• REQUIRED WORK
Check every line of the entries that follow, and copy the ones containing "Internet".

— Begin —

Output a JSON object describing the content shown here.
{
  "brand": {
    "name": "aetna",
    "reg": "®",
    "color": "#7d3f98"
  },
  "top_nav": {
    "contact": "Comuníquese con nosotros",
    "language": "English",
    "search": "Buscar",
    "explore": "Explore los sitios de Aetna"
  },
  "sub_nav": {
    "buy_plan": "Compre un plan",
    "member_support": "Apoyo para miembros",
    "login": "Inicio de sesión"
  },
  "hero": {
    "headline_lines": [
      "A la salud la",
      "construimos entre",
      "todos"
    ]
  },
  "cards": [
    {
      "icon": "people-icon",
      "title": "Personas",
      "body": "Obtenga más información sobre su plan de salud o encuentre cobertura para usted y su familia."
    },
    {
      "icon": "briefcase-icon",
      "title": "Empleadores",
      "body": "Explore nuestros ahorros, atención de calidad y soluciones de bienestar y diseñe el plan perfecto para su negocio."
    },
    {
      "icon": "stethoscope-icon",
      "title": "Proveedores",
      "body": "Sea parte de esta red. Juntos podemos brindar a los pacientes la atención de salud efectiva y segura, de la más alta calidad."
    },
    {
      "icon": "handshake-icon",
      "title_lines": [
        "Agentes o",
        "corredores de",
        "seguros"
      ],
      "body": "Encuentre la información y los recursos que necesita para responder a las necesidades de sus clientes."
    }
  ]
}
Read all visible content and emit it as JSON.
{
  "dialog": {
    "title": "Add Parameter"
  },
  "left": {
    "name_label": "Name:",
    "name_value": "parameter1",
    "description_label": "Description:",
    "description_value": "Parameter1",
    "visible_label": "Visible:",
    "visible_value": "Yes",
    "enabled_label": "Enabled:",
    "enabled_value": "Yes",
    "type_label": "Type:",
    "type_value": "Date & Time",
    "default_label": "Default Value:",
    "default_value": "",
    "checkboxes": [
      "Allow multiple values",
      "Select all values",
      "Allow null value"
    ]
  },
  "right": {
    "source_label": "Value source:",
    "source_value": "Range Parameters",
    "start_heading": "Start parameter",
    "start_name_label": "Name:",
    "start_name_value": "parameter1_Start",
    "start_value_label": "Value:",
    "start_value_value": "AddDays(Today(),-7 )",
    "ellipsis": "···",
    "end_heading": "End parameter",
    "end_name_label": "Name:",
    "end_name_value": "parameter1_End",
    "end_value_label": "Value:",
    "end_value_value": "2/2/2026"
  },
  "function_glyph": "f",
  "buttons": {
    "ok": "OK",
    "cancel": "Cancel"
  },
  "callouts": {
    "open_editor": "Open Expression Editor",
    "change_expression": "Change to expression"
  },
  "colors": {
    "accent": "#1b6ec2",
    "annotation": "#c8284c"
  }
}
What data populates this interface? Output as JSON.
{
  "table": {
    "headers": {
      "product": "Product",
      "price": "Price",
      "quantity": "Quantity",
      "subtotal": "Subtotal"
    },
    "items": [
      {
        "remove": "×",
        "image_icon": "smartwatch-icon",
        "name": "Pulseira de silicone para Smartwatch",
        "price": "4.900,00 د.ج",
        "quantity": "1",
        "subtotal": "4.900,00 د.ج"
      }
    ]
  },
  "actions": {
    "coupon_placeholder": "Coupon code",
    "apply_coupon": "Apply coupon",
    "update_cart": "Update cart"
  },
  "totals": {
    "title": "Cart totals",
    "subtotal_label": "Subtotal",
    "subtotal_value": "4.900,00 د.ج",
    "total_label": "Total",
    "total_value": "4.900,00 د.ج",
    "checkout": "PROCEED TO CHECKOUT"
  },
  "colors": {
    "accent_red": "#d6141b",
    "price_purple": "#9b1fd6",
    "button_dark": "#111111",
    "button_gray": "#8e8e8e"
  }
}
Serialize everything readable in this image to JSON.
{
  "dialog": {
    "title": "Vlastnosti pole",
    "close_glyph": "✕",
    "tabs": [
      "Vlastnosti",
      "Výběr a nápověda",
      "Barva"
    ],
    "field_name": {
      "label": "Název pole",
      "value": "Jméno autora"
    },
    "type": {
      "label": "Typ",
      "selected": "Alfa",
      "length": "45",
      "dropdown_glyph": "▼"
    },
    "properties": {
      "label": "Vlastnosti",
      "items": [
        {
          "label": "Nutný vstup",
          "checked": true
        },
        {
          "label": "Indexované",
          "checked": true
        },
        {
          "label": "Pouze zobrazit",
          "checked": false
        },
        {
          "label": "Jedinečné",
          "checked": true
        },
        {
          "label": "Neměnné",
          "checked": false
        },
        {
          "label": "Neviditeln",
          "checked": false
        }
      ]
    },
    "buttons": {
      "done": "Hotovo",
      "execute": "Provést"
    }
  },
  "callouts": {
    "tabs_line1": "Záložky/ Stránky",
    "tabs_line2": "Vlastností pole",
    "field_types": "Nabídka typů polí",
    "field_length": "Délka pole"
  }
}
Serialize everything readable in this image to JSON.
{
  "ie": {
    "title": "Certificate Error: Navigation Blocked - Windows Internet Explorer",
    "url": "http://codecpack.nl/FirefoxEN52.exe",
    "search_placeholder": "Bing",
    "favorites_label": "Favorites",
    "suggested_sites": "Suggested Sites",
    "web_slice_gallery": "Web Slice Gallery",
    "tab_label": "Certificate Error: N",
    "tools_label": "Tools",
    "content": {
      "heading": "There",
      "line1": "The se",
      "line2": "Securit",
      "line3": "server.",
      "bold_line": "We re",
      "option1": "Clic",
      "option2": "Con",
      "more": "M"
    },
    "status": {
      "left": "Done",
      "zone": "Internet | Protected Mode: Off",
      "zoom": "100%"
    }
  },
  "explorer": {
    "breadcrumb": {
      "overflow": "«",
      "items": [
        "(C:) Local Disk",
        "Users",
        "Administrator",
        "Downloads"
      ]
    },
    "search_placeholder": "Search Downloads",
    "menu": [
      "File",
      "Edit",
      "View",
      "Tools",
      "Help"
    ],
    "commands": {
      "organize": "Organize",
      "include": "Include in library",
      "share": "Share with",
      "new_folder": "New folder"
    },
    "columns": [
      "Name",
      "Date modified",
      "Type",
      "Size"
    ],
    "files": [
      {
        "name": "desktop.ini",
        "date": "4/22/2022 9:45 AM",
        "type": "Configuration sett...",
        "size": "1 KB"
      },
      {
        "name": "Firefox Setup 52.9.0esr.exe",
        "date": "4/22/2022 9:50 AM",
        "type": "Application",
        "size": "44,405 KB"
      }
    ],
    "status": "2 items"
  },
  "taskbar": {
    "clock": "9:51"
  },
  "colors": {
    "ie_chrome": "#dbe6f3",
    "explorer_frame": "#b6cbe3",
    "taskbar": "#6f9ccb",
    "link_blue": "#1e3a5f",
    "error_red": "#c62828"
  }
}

— End —

• WRITTEN REPLY
    "title": "Certificate Error: Navigation Blocked - Windows Internet Explorer",
      "zone": "Internet | Protected Mode: Off",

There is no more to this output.